Provided data:
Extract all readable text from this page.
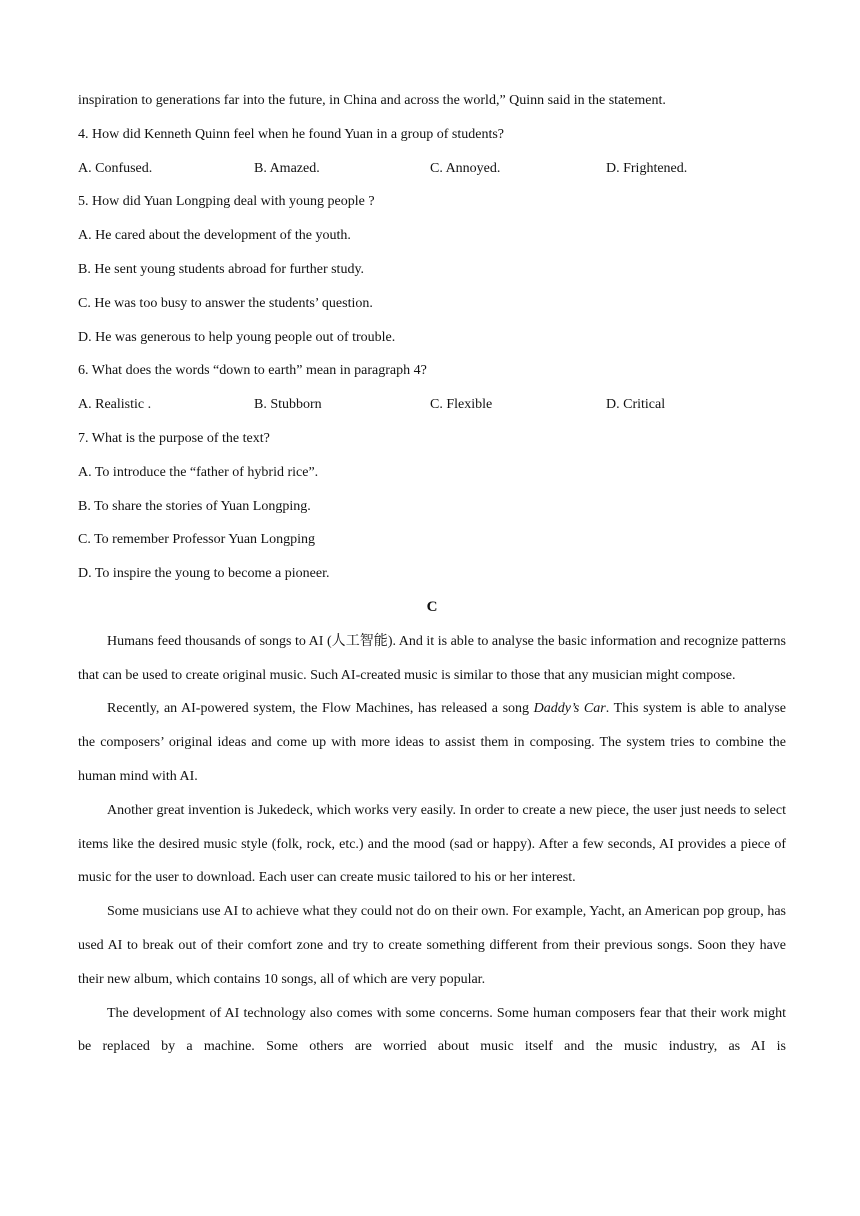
inspiration to generations far into the future, in China and across the world,” Quinn said in the statement.

4. How did Kenneth Quinn feel when he found Yuan in a group of students?

A. Confused.	B. Amazed.	C. Annoyed.	D. Frightened.

5. How did Yuan Longping deal with young people ?

A. He cared about the development of the youth.

B. He sent young students abroad for further study.

C. He was too busy to answer the students’ question.

D. He was generous to help young people out of trouble.

6. What does the words “down to earth” mean in paragraph 4?

A. Realistic .	B. Stubborn	C. Flexible	D. Critical

7. What is the purpose of the text?

A. To introduce the “father of hybrid rice”.

B. To share the stories of Yuan Longping.

C. To remember Professor Yuan Longping

D. To inspire the young to become a pioneer.

C

Humans feed thousands of songs to AI (人工智能). And it is able to analyse the basic information and recognize patterns that can be used to create original music. Such AI-created music is similar to those that any musician might compose.

Recently, an AI-powered system, the Flow Machines, has released a song Daddy’s Car. This system is able to analyse the composers’ original ideas and come up with more ideas to assist them in composing. The system tries to combine the human mind with AI.

Another great invention is Jukedeck, which works very easily. In order to create a new piece, the user just needs to select items like the desired music style (folk, rock, etc.) and the mood (sad or happy). After a few seconds, AI provides a piece of music for the user to download. Each user can create music tailored to his or her interest.

Some musicians use AI to achieve what they could not do on their own. For example, Yacht, an American pop group, has used AI to break out of their comfort zone and try to create something different from their previous songs. Soon they have their new album, which contains 10 songs, all of which are very popular.

The development of AI technology also comes with some concerns. Some human composers fear that their work might be replaced by a machine. Some others are worried about music itself and the music industry, as AI is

Written problem:
Reproduce the whole listing exactly, but not the images in it.

Response to this exercise:
Extract all readable text from this page.
inspiration to generations far into the future, in China and across the world,” Quinn said in the statement.

4. How did Kenneth Quinn feel when he found Yuan in a group of students?

A. Confused.	B. Amazed.	C. Annoyed.	D. Frightened.

5. How did Yuan Longping deal with young people ?

A. He cared about the development of the youth.

B. He sent young students abroad for further study.

C. He was too busy to answer the students’ question.

D. He was generous to help young people out of trouble.

6. What does the words “down to earth” mean in paragraph 4?

A. Realistic .	B. Stubborn	C. Flexible	D. Critical

7. What is the purpose of the text?

A. To introduce the “father of hybrid rice”.

B. To share the stories of Yuan Longping.

C. To remember Professor Yuan Longping

D. To inspire the young to become a pioneer.

C

Humans feed thousands of songs to AI (人工智能). And it is able to analyse the basic information and recognize patterns that can be used to create original music. Such AI-created music is similar to those that any musician might compose.

Recently, an AI-powered system, the Flow Machines, has released a song Daddy’s Car. This system is able to analyse the composers’ original ideas and come up with more ideas to assist them in composing. The system tries to combine the human mind with AI.

Another great invention is Jukedeck, which works very easily. In order to create a new piece, the user just needs to select items like the desired music style (folk, rock, etc.) and the mood (sad or happy). After a few seconds, AI provides a piece of music for the user to download. Each user can create music tailored to his or her interest.

Some musicians use AI to achieve what they could not do on their own. For example, Yacht, an American pop group, has used AI to break out of their comfort zone and try to create something different from their previous songs. Soon they have their new album, which contains 10 songs, all of which are very popular.

The development of AI technology also comes with some concerns. Some human composers fear that their work might be replaced by a machine. Some others are worried about music itself and the music industry, as AI is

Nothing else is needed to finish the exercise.